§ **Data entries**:
|---|

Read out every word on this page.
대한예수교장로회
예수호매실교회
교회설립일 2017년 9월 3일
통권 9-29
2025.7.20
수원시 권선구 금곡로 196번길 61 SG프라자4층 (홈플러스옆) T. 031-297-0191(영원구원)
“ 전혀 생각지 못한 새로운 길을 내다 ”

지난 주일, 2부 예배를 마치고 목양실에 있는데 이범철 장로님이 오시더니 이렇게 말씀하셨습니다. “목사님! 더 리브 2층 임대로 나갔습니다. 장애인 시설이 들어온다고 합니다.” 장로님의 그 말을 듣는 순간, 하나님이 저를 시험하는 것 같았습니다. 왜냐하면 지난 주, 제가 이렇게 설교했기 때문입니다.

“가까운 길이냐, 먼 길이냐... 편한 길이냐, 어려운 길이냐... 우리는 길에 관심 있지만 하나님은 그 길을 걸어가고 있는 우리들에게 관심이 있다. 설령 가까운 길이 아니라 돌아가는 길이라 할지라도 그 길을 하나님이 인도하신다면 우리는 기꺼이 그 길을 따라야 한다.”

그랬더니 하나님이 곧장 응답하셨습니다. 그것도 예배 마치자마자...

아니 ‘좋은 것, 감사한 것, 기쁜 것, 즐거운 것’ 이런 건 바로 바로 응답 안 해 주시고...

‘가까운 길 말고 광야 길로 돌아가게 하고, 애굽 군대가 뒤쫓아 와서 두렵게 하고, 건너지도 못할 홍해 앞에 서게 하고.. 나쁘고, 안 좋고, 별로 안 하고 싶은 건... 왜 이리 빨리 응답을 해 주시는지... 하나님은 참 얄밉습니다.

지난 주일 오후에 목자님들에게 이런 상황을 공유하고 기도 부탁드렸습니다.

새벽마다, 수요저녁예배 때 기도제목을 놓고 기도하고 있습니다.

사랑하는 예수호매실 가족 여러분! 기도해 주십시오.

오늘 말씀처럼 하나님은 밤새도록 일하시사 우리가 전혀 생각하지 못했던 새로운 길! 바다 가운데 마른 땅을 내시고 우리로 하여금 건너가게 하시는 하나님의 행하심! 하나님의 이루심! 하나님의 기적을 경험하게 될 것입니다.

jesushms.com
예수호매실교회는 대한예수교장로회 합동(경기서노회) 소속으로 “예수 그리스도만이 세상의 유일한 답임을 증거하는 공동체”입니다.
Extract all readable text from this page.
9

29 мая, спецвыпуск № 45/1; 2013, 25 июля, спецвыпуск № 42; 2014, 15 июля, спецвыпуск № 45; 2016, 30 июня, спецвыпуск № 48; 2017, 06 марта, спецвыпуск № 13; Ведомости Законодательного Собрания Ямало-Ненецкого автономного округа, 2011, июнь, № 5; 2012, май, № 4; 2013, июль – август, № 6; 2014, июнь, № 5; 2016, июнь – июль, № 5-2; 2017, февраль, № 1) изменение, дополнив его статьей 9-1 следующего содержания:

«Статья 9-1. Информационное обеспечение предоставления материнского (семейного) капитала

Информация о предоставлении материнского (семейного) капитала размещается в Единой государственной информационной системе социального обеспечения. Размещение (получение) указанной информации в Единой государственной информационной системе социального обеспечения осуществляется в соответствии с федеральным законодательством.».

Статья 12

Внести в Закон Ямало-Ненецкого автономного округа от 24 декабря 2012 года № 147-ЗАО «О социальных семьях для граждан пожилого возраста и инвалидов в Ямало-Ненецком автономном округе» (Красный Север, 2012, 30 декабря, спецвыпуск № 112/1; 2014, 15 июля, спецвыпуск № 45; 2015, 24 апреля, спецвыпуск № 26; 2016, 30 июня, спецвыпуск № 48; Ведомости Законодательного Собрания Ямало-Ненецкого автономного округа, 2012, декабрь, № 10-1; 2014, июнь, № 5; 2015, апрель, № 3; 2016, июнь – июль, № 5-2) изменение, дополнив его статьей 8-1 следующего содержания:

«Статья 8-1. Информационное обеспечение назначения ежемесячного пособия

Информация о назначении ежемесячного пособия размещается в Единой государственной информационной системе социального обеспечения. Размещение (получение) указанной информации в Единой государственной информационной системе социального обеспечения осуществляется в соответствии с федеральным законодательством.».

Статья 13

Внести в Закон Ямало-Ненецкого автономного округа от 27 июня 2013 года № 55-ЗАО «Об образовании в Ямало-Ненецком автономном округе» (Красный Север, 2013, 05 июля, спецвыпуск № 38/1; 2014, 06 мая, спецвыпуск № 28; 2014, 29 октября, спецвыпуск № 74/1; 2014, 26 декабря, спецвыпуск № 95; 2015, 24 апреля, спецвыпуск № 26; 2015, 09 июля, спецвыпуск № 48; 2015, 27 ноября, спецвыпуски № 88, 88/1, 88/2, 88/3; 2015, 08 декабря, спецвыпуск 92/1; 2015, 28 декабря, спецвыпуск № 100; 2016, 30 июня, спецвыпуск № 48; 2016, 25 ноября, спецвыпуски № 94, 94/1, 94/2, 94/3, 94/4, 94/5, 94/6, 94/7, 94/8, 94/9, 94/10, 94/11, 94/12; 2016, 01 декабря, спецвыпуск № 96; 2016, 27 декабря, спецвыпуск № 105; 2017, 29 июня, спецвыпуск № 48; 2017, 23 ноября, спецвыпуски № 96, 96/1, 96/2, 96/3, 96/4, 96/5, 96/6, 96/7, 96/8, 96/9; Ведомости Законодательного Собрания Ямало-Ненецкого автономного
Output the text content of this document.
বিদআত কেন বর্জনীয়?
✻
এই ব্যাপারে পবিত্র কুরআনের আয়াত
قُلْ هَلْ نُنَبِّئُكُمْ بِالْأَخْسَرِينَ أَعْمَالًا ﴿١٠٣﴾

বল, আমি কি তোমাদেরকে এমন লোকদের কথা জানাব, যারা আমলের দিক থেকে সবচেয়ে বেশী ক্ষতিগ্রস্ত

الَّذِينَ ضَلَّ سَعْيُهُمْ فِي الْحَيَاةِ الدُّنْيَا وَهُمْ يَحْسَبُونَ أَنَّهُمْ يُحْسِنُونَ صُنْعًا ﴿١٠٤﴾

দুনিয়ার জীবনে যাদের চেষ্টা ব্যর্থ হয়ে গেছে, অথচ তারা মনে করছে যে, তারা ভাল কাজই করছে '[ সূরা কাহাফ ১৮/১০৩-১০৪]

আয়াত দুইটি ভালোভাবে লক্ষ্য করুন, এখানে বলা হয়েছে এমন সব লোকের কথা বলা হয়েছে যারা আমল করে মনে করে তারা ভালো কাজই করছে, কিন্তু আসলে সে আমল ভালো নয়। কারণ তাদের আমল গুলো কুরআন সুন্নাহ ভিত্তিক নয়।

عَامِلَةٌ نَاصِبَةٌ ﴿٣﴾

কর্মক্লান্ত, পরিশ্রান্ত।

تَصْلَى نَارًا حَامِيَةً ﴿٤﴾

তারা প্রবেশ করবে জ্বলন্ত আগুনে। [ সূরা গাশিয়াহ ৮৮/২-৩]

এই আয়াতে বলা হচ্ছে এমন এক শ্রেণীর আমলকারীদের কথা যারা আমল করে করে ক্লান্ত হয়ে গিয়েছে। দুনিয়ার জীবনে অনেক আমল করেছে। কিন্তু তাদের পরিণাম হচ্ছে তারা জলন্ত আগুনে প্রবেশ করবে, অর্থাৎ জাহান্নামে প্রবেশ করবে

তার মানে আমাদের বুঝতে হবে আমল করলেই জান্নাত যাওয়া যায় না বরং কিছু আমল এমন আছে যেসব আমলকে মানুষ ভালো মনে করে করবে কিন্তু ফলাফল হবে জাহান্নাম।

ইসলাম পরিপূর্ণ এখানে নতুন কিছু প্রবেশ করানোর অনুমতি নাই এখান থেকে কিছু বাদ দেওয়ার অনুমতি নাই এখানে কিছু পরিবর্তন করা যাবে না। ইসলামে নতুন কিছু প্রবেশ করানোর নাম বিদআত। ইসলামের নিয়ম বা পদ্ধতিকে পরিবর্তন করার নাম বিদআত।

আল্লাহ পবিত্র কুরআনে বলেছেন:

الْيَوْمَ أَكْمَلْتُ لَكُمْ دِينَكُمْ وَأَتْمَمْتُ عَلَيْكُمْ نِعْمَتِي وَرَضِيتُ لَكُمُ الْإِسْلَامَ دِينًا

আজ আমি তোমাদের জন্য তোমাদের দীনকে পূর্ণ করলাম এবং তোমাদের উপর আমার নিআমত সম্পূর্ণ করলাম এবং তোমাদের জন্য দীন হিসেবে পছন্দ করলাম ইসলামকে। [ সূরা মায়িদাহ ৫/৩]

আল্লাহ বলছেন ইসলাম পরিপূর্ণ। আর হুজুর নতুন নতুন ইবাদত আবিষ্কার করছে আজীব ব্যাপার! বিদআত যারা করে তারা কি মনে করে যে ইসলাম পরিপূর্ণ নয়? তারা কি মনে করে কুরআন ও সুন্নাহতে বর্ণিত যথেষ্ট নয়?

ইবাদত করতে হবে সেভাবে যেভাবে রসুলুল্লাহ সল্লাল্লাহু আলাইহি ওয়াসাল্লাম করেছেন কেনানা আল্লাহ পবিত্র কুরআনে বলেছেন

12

|---|

§ **THE PROBLEM**:
Check all the records above and select each line where the string "Единой" is found.

§ **EXERCISE SOLUTION**:
Информация о предоставлении материнского (семейного) капитала размещается в Единой государственной информационной системе социального обеспечения. Размещение (получение) указанной информации в Единой государственной информационной системе социального обеспечения осуществляется в соответствии с федеральным законодательством.».
Информация о назначении ежемесячного пособия размещается в Единой государственной информационной системе социального обеспечения. Размещение (получение) указанной информации в Единой государственной информационной системе социального обеспечения осуществляется в соответствии с федеральным законодательством.».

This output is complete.